* [GOAL]: Could you print all the entries exactly?

* [PROVIDED MATERIAL]:
* BEGIN *
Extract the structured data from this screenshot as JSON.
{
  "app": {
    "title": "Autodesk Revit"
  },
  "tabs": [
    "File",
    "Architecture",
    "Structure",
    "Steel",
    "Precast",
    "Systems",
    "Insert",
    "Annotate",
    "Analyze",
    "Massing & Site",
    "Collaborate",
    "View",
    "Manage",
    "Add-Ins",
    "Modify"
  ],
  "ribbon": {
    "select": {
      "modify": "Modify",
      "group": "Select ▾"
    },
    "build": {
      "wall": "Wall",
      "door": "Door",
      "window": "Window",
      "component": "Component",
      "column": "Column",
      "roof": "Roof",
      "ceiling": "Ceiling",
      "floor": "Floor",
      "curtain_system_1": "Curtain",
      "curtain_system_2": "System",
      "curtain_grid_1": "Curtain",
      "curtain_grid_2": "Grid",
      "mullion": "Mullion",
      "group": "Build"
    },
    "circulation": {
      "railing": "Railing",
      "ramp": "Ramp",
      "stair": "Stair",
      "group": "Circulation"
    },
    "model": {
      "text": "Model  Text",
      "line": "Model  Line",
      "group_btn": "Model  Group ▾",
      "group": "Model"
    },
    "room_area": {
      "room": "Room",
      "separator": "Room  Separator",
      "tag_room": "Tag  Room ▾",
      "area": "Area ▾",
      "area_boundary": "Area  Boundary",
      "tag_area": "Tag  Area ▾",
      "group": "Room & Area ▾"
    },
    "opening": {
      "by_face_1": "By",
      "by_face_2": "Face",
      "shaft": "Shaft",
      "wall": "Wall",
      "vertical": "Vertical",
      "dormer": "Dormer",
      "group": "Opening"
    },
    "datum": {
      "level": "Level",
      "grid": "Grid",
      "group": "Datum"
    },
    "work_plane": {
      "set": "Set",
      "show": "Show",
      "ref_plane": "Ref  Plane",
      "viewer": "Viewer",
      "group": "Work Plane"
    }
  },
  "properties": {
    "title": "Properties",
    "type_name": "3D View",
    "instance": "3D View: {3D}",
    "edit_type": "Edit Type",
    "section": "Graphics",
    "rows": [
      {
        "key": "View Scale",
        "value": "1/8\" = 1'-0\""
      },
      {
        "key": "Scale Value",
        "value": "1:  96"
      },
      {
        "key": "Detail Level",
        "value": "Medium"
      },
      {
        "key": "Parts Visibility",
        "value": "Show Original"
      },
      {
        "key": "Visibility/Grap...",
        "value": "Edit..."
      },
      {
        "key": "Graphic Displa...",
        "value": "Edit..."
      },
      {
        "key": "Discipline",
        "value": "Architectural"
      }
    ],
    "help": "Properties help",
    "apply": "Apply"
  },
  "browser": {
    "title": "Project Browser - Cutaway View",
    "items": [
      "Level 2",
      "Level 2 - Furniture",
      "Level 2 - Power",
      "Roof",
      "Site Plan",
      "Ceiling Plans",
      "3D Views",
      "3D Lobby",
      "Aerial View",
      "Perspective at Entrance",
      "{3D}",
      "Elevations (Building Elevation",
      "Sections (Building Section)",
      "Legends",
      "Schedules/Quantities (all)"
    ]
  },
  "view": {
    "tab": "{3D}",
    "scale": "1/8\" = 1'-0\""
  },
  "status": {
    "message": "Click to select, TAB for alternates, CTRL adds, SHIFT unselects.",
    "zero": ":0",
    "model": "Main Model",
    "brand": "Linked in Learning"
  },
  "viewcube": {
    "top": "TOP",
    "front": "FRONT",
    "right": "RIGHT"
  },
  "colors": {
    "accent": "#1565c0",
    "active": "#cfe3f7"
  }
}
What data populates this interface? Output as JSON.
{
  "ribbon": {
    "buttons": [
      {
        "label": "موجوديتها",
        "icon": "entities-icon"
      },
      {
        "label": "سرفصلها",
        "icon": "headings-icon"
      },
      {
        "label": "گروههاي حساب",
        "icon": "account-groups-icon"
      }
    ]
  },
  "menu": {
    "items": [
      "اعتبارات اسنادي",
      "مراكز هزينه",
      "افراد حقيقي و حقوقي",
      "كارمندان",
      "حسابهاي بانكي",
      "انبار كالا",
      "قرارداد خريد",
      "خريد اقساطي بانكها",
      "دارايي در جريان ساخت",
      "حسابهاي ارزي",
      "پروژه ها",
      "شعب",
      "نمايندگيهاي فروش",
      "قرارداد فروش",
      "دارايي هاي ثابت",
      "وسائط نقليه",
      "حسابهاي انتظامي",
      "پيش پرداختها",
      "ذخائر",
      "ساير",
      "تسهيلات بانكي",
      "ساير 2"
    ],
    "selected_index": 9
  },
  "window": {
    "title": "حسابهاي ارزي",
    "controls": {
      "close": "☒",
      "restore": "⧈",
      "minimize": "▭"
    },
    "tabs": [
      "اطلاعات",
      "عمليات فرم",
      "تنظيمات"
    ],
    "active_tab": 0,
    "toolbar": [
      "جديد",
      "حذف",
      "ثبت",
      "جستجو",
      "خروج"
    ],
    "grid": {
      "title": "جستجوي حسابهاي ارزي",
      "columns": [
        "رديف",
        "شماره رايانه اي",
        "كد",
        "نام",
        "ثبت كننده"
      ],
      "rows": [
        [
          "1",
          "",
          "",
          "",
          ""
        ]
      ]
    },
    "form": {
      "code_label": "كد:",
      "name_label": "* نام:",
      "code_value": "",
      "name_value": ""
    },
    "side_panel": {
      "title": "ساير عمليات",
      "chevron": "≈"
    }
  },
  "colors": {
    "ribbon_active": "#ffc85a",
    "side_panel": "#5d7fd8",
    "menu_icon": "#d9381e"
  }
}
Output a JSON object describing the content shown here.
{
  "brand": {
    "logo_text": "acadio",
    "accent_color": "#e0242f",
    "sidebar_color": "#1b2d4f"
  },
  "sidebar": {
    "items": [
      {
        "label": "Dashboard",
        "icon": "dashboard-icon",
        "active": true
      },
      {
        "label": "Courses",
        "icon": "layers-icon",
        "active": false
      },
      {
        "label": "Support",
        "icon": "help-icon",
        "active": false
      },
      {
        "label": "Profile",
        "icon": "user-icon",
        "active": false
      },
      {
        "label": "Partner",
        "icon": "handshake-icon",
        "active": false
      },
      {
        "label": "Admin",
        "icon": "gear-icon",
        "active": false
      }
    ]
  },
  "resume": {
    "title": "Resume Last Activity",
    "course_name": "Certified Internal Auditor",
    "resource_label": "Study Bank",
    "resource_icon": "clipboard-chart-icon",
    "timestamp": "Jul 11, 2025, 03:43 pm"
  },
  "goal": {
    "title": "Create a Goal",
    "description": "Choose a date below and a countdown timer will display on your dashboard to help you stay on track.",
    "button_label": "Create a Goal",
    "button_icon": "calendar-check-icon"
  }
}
* END *
* [COMPLETE RESPONSE]:
Extract the structured data from this screenshot as JSON.
{
  "app": {
    "title": "Autodesk Revit"
  },
  "tabs": [
    "File",
    "Architecture",
    "Structure",
    "Steel",
    "Precast",
    "Systems",
    "Insert",
    "Annotate",
    "Analyze",
    "Massing & Site",
    "Collaborate",
    "View",
    "Manage",
    "Add-Ins",
    "Modify"
  ],
  "ribbon": {
    "select": {
      "modify": "Modify",
      "group": "Select ▾"
    },
    "build": {
      "wall": "Wall",
      "door": "Door",
      "window": "Window",
      "component": "Component",
      "column": "Column",
      "roof": "Roof",
      "ceiling": "Ceiling",
      "floor": "Floor",
      "curtain_system_1": "Curtain",
      "curtain_system_2": "System",
      "curtain_grid_1": "Curtain",
      "curtain_grid_2": "Grid",
      "mullion": "Mullion",
      "group": "Build"
    },
    "circulation": {
      "railing": "Railing",
      "ramp": "Ramp",
      "stair": "Stair",
      "group": "Circulation"
    },
    "model": {
      "text": "Model  Text",
      "line": "Model  Line",
      "group_btn": "Model  Group ▾",
      "group": "Model"
    },
    "room_area": {
      "room": "Room",
      "separator": "Room  Separator",
      "tag_room": "Tag  Room ▾",
      "area": "Area ▾",
      "area_boundary": "Area  Boundary",
      "tag_area": "Tag  Area ▾",
      "group": "Room & Area ▾"
    },
    "opening": {
      "by_face_1": "By",
      "by_face_2": "Face",
      "shaft": "Shaft",
      "wall": "Wall",
      "vertical": "Vertical",
      "dormer": "Dormer",
      "group": "Opening"
    },
    "datum": {
      "level": "Level",
      "grid": "Grid",
      "group": "Datum"
    },
    "work_plane": {
      "set": "Set",
      "show": "Show",
      "ref_plane": "Ref  Plane",
      "viewer": "Viewer",
      "group": "Work Plane"
    }
  },
  "properties": {
    "title": "Properties",
    "type_name": "3D View",
    "instance": "3D View: {3D}",
    "edit_type": "Edit Type",
    "section": "Graphics",
    "rows": [
      {
        "key": "View Scale",
        "value": "1/8\" = 1'-0\""
      },
      {
        "key": "Scale Value",
        "value": "1:  96"
      },
      {
        "key": "Detail Level",
        "value": "Medium"
      },
      {
        "key": "Parts Visibility",
        "value": "Show Original"
      },
      {
        "key": "Visibility/Grap...",
        "value": "Edit..."
      },
      {
        "key": "Graphic Displa...",
        "value": "Edit..."
      },
      {
        "key": "Discipline",
        "value": "Architectural"
      }
    ],
    "help": "Properties help",
    "apply": "Apply"
  },
  "browser": {
    "title": "Project Browser - Cutaway View",
    "items": [
      "Level 2",
      "Level 2 - Furniture",
      "Level 2 - Power",
      "Roof",
      "Site Plan",
      "Ceiling Plans",
      "3D Views",
      "3D Lobby",
      "Aerial View",
      "Perspective at Entrance",
      "{3D}",
      "Elevations (Building Elevation",
      "Sections (Building Section)",
      "Legends",
      "Schedules/Quantities (all)"
    ]
  },
  "view": {
    "tab": "{3D}",
    "scale": "1/8\" = 1'-0\""
  },
  "status": {
    "message": "Click to select, TAB for alternates, CTRL adds, SHIFT unselects.",
    "zero": ":0",
    "model": "Main Model",
    "brand": "Linked in Learning"
  },
  "viewcube": {
    "top": "TOP",
    "front": "FRONT",
    "right": "RIGHT"
  },
  "colors": {
    "accent": "#1565c0",
    "active": "#cfe3f7"
  }
}
What data populates this interface? Output as JSON.
{
  "ribbon": {
    "buttons": [
      {
        "label": "موجوديتها",
        "icon": "entities-icon"
      },
      {
        "label": "سرفصلها",
        "icon": "headings-icon"
      },
      {
        "label": "گروههاي حساب",
        "icon": "account-groups-icon"
      }
    ]
  },
  "menu": {
    "items": [
      "اعتبارات اسنادي",
      "مراكز هزينه",
      "افراد حقيقي و حقوقي",
      "كارمندان",
      "حسابهاي بانكي",
      "انبار كالا",
      "قرارداد خريد",
      "خريد اقساطي بانكها",
      "دارايي در جريان ساخت",
      "حسابهاي ارزي",
      "پروژه ها",
      "شعب",
      "نمايندگيهاي فروش",
      "قرارداد فروش",
      "دارايي هاي ثابت",
      "وسائط نقليه",
      "حسابهاي انتظامي",
      "پيش پرداختها",
      "ذخائر",
      "ساير",
      "تسهيلات بانكي",
      "ساير 2"
    ],
    "selected_index": 9
  },
  "window": {
    "title": "حسابهاي ارزي",
    "controls": {
      "close": "☒",
      "restore": "⧈",
      "minimize": "▭"
    },
    "tabs": [
      "اطلاعات",
      "عمليات فرم",
      "تنظيمات"
    ],
    "active_tab": 0,
    "toolbar": [
      "جديد",
      "حذف",
      "ثبت",
      "جستجو",
      "خروج"
    ],
    "grid": {
      "title": "جستجوي حسابهاي ارزي",
      "columns": [
        "رديف",
        "شماره رايانه اي",
        "كد",
        "نام",
        "ثبت كننده"
      ],
      "rows": [
        [
          "1",
          "",
          "",
          "",
          ""
        ]
      ]
    },
    "form": {
      "code_label": "كد:",
      "name_label": "* نام:",
      "code_value": "",
      "name_value": ""
    },
    "side_panel": {
      "title": "ساير عمليات",
      "chevron": "≈"
    }
  },
  "colors": {
    "ribbon_active": "#ffc85a",
    "side_panel": "#5d7fd8",
    "menu_icon": "#d9381e"
  }
}
Output a JSON object describing the content shown here.
{
  "brand": {
    "logo_text": "acadio",
    "accent_color": "#e0242f",
    "sidebar_color": "#1b2d4f"
  },
  "sidebar": {
    "items": [
      {
        "label": "Dashboard",
        "icon": "dashboard-icon",
        "active": true
      },
      {
        "label": "Courses",
        "icon": "layers-icon",
        "active": false
      },
      {
        "label": "Support",
        "icon": "help-icon",
        "active": false
      },
      {
        "label": "Profile",
        "icon": "user-icon",
        "active": false
      },
      {
        "label": "Partner",
        "icon": "handshake-icon",
        "active": false
      },
      {
        "label": "Admin",
        "icon": "gear-icon",
        "active": false
      }
    ]
  },
  "resume": {
    "title": "Resume Last Activity",
    "course_name": "Certified Internal Auditor",
    "resource_label": "Study Bank",
    "resource_icon": "clipboard-chart-icon",
    "timestamp": "Jul 11, 2025, 03:43 pm"
  },
  "goal": {
    "title": "Create a Goal",
    "description": "Choose a date below and a countdown timer will display on your dashboard to help you stay on track.",
    "button_label": "Create a Goal",
    "button_icon": "calendar-check-icon"
  }
}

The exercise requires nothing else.